=== Entries supplied ===
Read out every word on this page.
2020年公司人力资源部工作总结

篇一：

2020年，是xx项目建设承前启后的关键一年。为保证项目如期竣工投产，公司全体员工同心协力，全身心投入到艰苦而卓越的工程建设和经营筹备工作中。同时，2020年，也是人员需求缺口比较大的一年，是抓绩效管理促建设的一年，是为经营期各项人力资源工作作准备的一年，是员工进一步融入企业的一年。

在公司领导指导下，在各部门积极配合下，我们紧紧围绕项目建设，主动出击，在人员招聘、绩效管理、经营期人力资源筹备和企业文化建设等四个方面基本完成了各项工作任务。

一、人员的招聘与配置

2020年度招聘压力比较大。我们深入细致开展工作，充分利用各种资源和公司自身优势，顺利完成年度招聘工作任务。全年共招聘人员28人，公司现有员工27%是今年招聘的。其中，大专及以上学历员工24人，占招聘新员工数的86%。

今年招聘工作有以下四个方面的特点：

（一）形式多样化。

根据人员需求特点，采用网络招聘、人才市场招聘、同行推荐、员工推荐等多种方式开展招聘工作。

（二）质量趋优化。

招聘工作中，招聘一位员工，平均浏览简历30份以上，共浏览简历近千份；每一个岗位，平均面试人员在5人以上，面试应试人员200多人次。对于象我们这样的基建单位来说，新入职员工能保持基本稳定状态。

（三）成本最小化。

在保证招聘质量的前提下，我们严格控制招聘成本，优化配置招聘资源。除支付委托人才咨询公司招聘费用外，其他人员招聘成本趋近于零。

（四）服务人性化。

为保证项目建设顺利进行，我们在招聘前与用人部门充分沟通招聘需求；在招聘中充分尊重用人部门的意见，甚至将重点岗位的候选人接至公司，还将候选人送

=== Exercise brief ===
All records above must be set down exactly, please.

=== Final result ===
Read out every word on this page.
2020年公司人力资源部工作总结

篇一：

2020年，是xx项目建设承前启后的关键一年。为保证项目如期竣工投产，公司全体员工同心协力，全身心投入到艰苦而卓越的工程建设和经营筹备工作中。同时，2020年，也是人员需求缺口比较大的一年，是抓绩效管理促建设的一年，是为经营期各项人力资源工作作准备的一年，是员工进一步融入企业的一年。

在公司领导指导下，在各部门积极配合下，我们紧紧围绕项目建设，主动出击，在人员招聘、绩效管理、经营期人力资源筹备和企业文化建设等四个方面基本完成了各项工作任务。

一、人员的招聘与配置

2020年度招聘压力比较大。我们深入细致开展工作，充分利用各种资源和公司自身优势，顺利完成年度招聘工作任务。全年共招聘人员28人，公司现有员工27%是今年招聘的。其中，大专及以上学历员工24人，占招聘新员工数的86%。

今年招聘工作有以下四个方面的特点：

（一）形式多样化。

根据人员需求特点，采用网络招聘、人才市场招聘、同行推荐、员工推荐等多种方式开展招聘工作。

（二）质量趋优化。

招聘工作中，招聘一位员工，平均浏览简历30份以上，共浏览简历近千份；每一个岗位，平均面试人员在5人以上，面试应试人员200多人次。对于象我们这样的基建单位来说，新入职员工能保持基本稳定状态。

（三）成本最小化。

在保证招聘质量的前提下，我们严格控制招聘成本，优化配置招聘资源。除支付委托人才咨询公司招聘费用外，其他人员招聘成本趋近于零。

（四）服务人性化。

为保证项目建设顺利进行，我们在招聘前与用人部门充分沟通招聘需求；在招聘中充分尊重用人部门的意见，甚至将重点岗位的候选人接至公司，还将候选人送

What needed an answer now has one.